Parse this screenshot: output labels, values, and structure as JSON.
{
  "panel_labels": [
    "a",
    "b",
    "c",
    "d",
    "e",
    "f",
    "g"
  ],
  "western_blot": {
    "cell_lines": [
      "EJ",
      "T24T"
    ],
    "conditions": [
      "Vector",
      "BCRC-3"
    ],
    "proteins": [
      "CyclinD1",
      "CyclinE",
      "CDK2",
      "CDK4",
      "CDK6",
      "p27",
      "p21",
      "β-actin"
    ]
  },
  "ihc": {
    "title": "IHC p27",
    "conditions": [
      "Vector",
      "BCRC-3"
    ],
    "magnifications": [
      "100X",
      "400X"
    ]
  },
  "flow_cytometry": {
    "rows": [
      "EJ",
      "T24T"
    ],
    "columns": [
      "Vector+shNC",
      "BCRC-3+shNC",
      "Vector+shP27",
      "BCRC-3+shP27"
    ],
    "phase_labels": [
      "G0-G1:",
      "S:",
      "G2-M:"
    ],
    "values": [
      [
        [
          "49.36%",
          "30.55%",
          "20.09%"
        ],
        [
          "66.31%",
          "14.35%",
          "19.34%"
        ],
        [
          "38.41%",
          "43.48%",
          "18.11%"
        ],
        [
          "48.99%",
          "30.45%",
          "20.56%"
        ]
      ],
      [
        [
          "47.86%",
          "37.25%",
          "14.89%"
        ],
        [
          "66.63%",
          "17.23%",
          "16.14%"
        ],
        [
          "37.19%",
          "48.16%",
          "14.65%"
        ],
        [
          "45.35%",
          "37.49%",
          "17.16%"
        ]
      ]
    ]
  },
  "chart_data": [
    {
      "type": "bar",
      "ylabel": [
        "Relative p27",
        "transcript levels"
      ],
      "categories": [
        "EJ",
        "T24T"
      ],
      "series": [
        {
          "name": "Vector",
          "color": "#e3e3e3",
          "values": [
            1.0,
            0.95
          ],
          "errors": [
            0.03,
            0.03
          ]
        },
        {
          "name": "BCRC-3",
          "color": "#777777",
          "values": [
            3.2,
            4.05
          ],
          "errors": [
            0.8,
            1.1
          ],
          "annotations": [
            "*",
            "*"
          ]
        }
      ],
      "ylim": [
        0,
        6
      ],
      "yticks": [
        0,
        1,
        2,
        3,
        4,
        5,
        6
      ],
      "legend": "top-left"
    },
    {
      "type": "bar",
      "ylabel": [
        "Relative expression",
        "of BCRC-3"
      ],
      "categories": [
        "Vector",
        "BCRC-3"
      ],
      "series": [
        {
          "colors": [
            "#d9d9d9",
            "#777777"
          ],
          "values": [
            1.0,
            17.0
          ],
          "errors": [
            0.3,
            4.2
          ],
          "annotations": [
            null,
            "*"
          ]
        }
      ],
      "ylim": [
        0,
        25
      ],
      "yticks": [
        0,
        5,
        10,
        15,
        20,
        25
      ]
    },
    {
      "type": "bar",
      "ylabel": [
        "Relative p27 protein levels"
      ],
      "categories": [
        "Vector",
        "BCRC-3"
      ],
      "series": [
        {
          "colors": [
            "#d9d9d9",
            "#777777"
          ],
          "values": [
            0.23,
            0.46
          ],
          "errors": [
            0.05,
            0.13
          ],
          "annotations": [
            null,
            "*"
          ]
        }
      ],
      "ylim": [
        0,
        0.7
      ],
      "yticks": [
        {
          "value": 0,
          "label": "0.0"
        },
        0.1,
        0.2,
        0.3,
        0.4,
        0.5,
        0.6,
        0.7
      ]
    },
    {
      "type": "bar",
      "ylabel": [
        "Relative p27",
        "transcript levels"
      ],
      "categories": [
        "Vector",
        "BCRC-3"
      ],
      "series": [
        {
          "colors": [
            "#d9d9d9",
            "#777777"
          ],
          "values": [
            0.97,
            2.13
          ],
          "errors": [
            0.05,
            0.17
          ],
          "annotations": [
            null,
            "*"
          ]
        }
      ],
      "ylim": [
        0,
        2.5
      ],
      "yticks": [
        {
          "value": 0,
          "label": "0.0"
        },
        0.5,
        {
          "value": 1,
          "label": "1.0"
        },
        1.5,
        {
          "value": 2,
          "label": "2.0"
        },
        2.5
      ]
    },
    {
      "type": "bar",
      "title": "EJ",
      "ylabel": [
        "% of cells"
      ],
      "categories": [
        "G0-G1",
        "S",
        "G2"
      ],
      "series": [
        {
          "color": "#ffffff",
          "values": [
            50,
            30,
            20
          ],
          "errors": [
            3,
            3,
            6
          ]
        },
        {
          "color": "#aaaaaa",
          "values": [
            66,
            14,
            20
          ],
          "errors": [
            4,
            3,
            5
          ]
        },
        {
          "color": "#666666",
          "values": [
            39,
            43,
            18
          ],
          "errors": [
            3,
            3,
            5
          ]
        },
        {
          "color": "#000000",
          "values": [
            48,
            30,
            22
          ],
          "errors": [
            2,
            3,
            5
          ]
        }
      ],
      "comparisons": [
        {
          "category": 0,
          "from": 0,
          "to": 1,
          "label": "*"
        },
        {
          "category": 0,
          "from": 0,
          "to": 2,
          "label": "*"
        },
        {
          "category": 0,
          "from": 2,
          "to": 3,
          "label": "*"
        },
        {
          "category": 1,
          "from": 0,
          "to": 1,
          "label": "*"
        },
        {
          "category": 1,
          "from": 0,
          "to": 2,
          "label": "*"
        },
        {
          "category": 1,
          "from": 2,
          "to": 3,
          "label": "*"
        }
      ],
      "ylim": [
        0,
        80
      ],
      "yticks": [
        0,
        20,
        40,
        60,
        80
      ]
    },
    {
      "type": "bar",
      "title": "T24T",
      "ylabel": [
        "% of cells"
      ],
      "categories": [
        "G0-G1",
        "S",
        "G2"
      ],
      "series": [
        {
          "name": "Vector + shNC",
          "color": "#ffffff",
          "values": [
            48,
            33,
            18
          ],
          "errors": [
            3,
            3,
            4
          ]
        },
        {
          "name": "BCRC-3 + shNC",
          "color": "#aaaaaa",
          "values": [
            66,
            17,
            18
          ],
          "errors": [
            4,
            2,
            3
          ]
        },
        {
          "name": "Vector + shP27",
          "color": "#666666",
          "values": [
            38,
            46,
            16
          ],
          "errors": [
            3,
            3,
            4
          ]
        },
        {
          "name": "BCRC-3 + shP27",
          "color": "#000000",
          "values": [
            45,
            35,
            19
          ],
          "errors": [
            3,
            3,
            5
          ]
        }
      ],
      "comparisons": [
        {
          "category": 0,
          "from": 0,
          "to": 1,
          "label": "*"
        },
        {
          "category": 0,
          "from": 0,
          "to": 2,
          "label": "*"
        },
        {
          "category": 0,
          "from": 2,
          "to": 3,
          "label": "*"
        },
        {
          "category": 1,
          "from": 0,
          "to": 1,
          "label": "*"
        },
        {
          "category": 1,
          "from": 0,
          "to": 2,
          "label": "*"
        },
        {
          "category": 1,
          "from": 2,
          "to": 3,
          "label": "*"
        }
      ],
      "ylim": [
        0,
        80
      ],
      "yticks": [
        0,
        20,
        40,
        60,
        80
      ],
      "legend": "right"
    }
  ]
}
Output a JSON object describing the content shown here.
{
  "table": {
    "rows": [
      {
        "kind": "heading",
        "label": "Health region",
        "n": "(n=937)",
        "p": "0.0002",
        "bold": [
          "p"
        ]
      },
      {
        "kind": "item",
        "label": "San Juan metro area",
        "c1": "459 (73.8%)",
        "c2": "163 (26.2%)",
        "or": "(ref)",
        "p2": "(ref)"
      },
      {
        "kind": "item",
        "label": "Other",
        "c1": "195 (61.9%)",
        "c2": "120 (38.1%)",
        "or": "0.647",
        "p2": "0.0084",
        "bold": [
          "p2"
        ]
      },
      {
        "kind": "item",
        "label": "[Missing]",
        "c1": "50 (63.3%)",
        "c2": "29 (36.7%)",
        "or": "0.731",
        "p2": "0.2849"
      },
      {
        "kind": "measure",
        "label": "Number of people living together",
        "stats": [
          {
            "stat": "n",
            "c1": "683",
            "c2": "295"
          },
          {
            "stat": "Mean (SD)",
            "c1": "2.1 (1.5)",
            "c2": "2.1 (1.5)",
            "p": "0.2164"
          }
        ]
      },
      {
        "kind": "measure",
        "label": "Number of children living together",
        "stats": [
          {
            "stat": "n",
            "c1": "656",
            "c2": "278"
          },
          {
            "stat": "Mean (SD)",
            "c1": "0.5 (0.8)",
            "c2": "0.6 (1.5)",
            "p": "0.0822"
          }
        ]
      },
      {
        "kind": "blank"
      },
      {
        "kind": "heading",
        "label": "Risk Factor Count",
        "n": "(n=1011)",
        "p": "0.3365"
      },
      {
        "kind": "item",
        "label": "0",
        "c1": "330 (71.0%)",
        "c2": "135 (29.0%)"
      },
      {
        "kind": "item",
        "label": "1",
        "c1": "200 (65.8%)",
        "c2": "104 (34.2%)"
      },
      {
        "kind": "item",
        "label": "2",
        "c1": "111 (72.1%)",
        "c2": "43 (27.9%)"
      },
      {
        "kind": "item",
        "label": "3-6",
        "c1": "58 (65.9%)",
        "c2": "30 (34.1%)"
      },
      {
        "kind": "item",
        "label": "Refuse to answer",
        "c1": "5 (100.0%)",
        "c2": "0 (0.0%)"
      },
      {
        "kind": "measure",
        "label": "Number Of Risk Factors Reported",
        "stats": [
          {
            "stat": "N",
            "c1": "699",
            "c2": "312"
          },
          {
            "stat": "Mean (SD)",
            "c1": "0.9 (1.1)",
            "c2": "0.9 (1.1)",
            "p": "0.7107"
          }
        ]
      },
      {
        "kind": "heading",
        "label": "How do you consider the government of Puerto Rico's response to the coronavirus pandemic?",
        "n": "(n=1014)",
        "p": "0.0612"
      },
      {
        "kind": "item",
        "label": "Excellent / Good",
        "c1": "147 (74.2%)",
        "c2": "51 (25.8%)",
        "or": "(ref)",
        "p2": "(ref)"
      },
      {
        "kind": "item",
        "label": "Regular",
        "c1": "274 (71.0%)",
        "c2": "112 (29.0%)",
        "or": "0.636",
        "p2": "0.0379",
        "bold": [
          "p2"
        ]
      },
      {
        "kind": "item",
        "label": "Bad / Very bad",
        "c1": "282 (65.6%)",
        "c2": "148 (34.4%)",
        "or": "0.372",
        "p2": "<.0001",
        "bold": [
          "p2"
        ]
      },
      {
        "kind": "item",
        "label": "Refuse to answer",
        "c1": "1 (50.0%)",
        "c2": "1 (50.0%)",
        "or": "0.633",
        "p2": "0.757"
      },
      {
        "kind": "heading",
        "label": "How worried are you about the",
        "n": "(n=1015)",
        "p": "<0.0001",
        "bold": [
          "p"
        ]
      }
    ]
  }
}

•••••

◆ Exercise description: Go through the listing above and copy each line in which the string "shNC" is found.

◆ Output for this task:
      "Vector+shNC",
      "BCRC-3+shNC",
          "name": "Vector + shNC",
          "name": "BCRC-3 + shNC",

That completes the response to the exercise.